■ The task ■
Reproduce without any change the lines of the items below, from the line containing "548, 1474, 581]" through the line containing "656, 395, 689]", including both of those lines.
[Data lines start]
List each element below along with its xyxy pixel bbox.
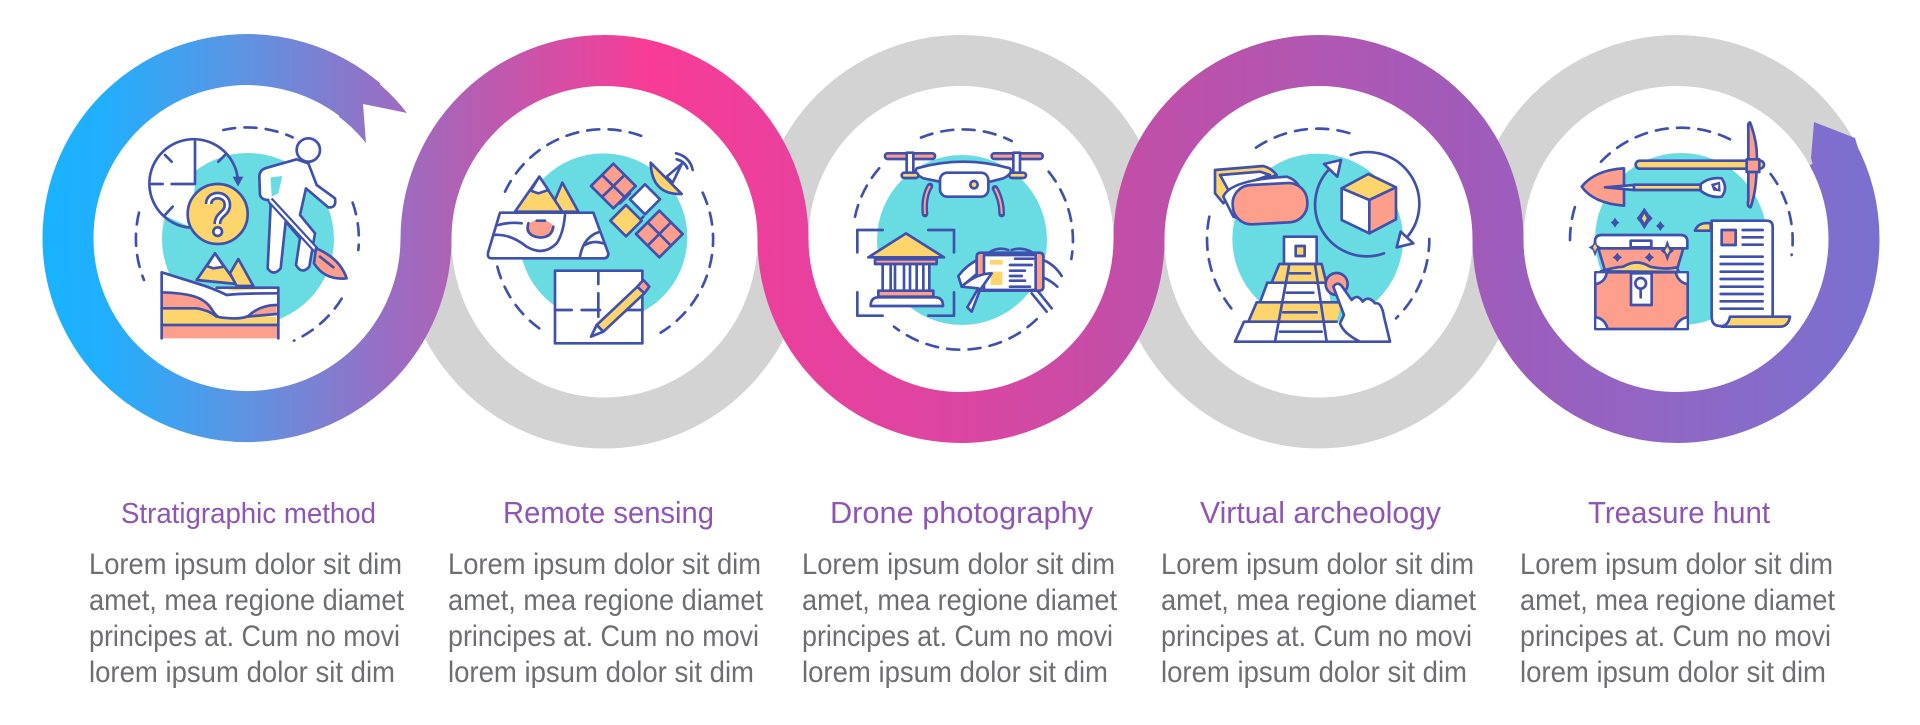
text block: virtual archeology: Lorem ipsum dolor sit dim [1161, 548, 1474, 581]
strata with mountains [162, 253, 278, 338]
grid paper with pencil [555, 271, 649, 343]
text block: treasure hunt: amet, mea regione diamet [1520, 584, 1836, 617]
text block: virtual archeology: lorem ipsum dolor sit dim [1161, 656, 1467, 689]
text block: remote sensing: Lorem ipsum dolor sit dim [448, 548, 761, 581]
document scroll [1695, 221, 1790, 327]
satellite [591, 153, 693, 257]
icon: stratigraphic method [136, 127, 359, 341]
hands holding phone [958, 249, 1062, 312]
text block: virtual archeology: principes at. Cum no movi [1161, 620, 1472, 653]
text block: virtual archeology: amet, mea regione diamet [1161, 584, 1477, 617]
drone [885, 153, 1043, 214]
clock [149, 139, 243, 228]
question mark badge [188, 184, 248, 244]
VR headset [1215, 166, 1308, 225]
heading: stratigraphic method: Stratigraphic method [121, 498, 376, 530]
icon: virtual archeology [1207, 129, 1429, 342]
text block: treasure hunt [1520, 548, 1836, 689]
text block: stratigraphic method: Lorem ipsum dolor sit dim [89, 548, 402, 581]
heading: drone photography: Drone photography [830, 495, 1093, 530]
gray ribbon behind the circles [426, 60, 1832, 423]
icon: remote sensing [488, 129, 713, 343]
text block: drone photography: amet, mea regione diamet [802, 584, 1118, 617]
treasure chest [1589, 235, 1688, 329]
rotating cube [1315, 152, 1419, 256]
text block: stratigraphic method: lorem ipsum dolor sit dim [89, 656, 395, 689]
text block: treasure hunt: principes at. Cum no movi [1520, 620, 1831, 653]
heading: treasure hunt: Treasure hunt [1588, 495, 1770, 530]
map with mountains [488, 177, 608, 258]
text block: remote sensing: principes at. Cum no movi [448, 620, 759, 653]
text block: drone photography: lorem ipsum dolor sit dim [802, 656, 1108, 689]
icon: treasure hunt [1570, 122, 1793, 329]
text block: stratigraphic method: amet, mea regione diamet [89, 584, 405, 617]
shovel [1582, 168, 1725, 206]
pyramid with pointing hand [1235, 237, 1390, 342]
text block: remote sensing: lorem ipsum dolor sit dim [448, 656, 754, 689]
heading: remote sensing: Remote sensing [503, 495, 714, 530]
museum in frame [857, 230, 954, 316]
text block: stratigraphic method: principes at. Cum no movi [89, 620, 400, 653]
text block: remote sensing [448, 548, 764, 689]
text block: remote sensing: amet, mea regione diamet [448, 584, 764, 617]
text block: treasure hunt: lorem ipsum dolor sit dim [1520, 656, 1826, 689]
text block: drone photography [802, 548, 1118, 689]
digging person [259, 138, 347, 279]
text block: treasure hunt: Lorem ipsum dolor sit dim [1520, 548, 1833, 581]
icon: drone photography [855, 129, 1073, 350]
text block: stratigraphic method [89, 548, 405, 689]
text block: drone photography: principes at. Cum no movi [802, 620, 1113, 653]
text block: virtual archeology [1161, 548, 1477, 689]
pickaxe [1636, 122, 1764, 207]
heading: virtual archeology: Virtual archeology [1200, 495, 1441, 530]
text block: drone photography: Lorem ipsum dolor sit dim [802, 548, 1115, 581]
gradient ribbon with arrow ends [68, 60, 1859, 418]
sparkles [1611, 208, 1665, 231]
[Data lines end]
■ Result for this task ■
text block: virtual archeology: Lorem ipsum dolor sit dim [1161, 548, 1474, 581]
strata with mountains [162, 253, 278, 338]
grid paper with pencil [555, 271, 649, 343]
text block: treasure hunt: amet, mea regione diamet [1520, 584, 1836, 617]
text block: virtual archeology: lorem ipsum dolor sit dim [1161, 656, 1467, 689]
text block: remote sensing: Lorem ipsum dolor sit dim [448, 548, 761, 581]
document scroll [1695, 221, 1790, 327]
satellite [591, 153, 693, 257]
icon: stratigraphic method [136, 127, 359, 341]
hands holding phone [958, 249, 1062, 312]
text block: virtual archeology: principes at. Cum no movi [1161, 620, 1472, 653]
text block: virtual archeology: amet, mea regione diamet [1161, 584, 1477, 617]
drone [885, 153, 1043, 214]
clock [149, 139, 243, 228]
question mark badge [188, 184, 248, 244]
VR headset [1215, 166, 1308, 225]
heading: stratigraphic method: Stratigraphic method [121, 498, 376, 530]
icon: virtual archeology [1207, 129, 1429, 342]
text block: treasure hunt [1520, 548, 1836, 689]
text block: stratigraphic method: Lorem ipsum dolor sit dim [89, 548, 402, 581]
heading: drone photography: Drone photography [830, 495, 1093, 530]
gray ribbon behind the circles [426, 60, 1832, 423]
icon: remote sensing [488, 129, 713, 343]
text block: drone photography: amet, mea regione diamet [802, 584, 1118, 617]
treasure chest [1589, 235, 1688, 329]
rotating cube [1315, 152, 1419, 256]
text block: stratigraphic method: lorem ipsum dolor sit dim [89, 656, 395, 689]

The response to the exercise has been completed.